# START OF RECORDS FOR THE TASK

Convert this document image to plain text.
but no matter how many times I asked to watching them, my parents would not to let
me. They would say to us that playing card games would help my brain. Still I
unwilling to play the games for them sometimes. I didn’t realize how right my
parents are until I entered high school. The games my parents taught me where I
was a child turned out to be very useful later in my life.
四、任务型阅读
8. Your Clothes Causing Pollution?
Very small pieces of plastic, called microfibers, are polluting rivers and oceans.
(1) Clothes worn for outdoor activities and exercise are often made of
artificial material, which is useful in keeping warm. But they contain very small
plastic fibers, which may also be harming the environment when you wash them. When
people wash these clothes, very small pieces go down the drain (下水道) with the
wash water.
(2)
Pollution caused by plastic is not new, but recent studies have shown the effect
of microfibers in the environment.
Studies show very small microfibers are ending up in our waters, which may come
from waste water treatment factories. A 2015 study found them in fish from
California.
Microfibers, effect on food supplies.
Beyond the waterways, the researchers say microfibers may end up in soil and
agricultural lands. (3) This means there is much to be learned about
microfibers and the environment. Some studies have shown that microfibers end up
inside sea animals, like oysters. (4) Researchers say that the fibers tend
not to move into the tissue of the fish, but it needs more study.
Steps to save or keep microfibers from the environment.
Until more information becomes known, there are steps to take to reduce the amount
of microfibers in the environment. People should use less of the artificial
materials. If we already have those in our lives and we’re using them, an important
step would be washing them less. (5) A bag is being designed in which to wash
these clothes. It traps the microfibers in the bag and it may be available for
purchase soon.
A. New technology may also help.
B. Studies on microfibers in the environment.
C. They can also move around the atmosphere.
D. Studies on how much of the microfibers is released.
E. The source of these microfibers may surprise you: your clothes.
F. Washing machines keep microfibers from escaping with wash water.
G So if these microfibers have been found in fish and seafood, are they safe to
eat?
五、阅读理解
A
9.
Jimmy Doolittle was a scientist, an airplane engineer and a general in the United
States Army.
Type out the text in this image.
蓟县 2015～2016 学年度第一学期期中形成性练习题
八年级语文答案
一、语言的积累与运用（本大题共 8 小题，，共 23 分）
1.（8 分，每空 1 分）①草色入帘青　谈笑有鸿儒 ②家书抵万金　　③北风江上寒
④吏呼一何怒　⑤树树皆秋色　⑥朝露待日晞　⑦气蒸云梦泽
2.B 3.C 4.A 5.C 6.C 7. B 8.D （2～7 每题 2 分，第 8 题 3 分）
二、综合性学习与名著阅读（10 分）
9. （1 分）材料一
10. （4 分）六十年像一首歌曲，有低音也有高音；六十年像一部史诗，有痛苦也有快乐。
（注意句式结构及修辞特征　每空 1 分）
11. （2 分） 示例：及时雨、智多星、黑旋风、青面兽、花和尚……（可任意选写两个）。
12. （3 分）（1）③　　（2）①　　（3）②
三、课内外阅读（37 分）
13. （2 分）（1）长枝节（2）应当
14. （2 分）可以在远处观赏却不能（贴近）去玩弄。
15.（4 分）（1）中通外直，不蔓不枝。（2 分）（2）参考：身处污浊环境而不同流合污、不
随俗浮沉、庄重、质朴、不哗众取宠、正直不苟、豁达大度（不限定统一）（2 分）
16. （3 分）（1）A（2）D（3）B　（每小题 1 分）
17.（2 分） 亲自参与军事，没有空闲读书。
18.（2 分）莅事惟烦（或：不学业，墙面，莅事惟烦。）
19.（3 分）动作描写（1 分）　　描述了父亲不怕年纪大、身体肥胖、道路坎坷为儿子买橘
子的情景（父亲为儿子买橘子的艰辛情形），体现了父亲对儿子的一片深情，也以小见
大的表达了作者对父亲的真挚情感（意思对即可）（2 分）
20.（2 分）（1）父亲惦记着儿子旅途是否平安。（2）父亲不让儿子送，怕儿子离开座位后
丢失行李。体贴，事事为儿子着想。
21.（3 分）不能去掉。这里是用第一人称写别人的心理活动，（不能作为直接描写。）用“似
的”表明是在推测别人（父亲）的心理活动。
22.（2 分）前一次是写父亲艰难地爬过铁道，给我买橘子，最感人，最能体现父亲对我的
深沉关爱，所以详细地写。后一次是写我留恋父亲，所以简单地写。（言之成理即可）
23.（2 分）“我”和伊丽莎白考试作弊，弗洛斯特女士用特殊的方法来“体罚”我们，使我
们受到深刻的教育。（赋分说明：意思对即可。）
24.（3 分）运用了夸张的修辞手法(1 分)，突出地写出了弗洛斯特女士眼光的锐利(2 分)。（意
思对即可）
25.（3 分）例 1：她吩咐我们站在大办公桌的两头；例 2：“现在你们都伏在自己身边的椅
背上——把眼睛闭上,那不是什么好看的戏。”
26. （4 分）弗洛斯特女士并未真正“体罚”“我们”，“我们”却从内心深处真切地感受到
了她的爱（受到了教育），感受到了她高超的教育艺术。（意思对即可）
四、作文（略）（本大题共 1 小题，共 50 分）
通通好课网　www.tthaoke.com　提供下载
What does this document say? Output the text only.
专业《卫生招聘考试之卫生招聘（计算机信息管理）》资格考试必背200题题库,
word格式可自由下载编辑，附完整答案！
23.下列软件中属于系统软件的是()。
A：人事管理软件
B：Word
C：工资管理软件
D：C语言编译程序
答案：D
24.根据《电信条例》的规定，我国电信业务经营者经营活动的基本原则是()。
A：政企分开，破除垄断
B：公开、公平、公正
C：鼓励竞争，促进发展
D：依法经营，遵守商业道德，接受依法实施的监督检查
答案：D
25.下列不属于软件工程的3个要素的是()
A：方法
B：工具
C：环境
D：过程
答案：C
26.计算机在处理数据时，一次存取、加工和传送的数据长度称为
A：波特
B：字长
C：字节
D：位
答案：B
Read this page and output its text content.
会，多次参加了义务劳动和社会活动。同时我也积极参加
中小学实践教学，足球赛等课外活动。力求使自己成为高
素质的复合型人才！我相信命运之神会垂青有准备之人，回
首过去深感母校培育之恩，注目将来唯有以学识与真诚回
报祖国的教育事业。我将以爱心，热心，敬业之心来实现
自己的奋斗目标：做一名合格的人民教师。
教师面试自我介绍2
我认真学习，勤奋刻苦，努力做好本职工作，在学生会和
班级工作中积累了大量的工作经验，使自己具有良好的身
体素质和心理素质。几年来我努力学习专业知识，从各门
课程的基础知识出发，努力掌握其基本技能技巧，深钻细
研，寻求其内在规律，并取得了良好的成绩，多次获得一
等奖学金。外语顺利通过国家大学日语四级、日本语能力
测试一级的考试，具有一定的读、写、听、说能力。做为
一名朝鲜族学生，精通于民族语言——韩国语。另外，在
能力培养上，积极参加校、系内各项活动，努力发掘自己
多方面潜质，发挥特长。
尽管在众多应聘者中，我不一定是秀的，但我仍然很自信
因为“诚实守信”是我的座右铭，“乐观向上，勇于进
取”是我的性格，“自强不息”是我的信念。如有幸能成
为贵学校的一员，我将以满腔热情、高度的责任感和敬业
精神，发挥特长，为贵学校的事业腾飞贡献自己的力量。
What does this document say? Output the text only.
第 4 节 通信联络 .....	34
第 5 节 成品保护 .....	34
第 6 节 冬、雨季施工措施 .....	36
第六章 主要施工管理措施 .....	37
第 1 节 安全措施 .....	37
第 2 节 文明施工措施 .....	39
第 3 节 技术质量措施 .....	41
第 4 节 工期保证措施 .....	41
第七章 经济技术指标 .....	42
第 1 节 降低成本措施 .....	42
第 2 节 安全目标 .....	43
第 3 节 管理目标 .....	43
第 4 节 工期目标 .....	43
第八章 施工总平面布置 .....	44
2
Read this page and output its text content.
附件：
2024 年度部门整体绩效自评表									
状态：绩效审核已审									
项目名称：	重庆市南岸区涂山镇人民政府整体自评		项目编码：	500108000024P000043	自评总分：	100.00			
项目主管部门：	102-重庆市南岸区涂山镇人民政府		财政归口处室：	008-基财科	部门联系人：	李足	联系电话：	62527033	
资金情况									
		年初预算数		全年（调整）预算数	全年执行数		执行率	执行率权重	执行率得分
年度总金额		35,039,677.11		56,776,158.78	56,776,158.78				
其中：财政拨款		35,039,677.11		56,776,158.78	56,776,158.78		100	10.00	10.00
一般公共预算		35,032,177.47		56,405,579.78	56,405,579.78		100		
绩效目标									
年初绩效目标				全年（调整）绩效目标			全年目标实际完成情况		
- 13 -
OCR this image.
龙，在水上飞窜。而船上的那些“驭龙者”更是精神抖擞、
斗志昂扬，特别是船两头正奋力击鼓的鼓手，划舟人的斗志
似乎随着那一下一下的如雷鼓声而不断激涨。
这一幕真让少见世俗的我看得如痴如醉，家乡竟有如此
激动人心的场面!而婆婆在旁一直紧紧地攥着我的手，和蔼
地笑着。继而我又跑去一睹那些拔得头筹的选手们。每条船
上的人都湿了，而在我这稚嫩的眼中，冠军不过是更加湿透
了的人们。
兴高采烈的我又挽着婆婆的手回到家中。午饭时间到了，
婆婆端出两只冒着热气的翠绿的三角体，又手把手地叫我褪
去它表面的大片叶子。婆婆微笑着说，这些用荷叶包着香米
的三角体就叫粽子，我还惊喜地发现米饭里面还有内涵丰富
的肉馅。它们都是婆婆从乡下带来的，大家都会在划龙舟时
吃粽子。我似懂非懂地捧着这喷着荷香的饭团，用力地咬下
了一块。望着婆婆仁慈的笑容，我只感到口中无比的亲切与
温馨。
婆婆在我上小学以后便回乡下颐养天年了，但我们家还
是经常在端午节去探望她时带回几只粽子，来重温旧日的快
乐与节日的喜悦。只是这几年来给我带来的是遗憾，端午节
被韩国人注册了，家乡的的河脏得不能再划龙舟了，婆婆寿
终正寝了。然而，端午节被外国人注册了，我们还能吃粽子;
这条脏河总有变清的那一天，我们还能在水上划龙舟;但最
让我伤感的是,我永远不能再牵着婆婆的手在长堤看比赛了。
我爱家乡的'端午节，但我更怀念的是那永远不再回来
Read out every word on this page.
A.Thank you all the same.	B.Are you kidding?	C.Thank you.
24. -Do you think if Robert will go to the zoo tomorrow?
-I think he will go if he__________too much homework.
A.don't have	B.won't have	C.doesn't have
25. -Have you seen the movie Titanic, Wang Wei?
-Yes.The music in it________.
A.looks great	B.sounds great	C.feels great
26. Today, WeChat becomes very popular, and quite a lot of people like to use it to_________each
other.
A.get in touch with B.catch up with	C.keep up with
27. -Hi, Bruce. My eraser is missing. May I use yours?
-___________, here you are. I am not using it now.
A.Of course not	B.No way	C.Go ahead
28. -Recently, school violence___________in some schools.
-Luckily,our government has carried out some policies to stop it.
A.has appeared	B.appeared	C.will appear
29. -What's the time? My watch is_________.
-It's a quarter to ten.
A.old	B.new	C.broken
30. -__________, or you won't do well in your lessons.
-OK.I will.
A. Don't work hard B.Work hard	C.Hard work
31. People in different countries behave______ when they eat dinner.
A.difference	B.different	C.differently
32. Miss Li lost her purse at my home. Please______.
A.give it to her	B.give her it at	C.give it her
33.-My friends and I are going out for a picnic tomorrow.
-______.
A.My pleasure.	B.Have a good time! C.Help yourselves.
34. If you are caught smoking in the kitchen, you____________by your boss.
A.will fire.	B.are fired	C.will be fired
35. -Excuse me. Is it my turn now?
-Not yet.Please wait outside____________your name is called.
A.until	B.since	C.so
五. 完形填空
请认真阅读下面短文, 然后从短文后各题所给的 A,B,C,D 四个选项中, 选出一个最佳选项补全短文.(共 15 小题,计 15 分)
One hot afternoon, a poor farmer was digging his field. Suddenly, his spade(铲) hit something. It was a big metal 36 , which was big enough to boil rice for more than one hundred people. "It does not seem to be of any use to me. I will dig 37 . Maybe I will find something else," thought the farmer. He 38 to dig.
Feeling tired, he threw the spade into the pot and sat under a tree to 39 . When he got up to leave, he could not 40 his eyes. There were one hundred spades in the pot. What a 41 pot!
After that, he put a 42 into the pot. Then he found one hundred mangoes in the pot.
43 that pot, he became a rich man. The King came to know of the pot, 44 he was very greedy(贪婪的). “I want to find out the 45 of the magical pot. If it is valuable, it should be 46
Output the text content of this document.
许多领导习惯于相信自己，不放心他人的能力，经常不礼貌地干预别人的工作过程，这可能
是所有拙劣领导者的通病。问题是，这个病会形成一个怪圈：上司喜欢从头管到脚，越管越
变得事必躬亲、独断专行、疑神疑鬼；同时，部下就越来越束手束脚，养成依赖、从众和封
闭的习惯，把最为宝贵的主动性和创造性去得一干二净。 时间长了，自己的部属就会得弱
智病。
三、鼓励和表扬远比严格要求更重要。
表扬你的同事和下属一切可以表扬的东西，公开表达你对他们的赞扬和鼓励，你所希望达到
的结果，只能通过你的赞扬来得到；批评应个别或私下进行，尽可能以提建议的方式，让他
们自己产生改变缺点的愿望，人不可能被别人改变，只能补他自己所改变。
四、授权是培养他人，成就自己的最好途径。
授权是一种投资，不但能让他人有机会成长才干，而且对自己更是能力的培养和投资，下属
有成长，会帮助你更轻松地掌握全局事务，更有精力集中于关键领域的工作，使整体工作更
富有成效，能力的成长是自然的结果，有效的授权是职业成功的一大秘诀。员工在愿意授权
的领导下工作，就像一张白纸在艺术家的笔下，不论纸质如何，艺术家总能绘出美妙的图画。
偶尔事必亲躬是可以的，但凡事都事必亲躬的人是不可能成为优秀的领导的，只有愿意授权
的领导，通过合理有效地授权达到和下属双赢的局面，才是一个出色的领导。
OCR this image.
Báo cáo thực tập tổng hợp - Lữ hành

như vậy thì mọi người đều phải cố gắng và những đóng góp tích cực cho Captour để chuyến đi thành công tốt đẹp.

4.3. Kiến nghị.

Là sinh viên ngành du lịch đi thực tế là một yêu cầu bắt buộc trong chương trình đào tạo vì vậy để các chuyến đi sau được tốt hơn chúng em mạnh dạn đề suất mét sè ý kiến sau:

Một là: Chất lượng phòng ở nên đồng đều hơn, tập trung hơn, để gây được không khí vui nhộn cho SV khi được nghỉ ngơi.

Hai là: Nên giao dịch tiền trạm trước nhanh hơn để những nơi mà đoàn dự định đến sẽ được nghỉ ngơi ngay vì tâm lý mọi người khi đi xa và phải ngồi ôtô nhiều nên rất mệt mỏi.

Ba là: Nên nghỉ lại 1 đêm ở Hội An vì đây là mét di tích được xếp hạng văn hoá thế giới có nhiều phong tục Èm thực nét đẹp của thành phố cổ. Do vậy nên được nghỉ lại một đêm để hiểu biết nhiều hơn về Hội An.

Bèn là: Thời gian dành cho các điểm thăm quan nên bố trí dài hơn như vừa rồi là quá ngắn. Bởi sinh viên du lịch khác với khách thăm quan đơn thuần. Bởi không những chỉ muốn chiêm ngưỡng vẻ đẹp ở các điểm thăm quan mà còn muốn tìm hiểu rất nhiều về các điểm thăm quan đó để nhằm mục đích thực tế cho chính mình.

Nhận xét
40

# END OF RECORDS FOR THE TASK

REQUIREMENT: Copy all lines above containing the string "người".

FINISHED EXERCISE:
như vậy thì mọi người đều phải cố gắng và những đóng góp tích cực cho Captour để chuyến đi thành công tốt đẹp.
Hai là: Nên giao dịch tiền trạm trước nhanh hơn để những nơi mà đoàn dự định đến sẽ được nghỉ ngơi ngay vì tâm lý mọi người khi đi xa và phải ngồi ôtô nhiều nên rất mệt mỏi.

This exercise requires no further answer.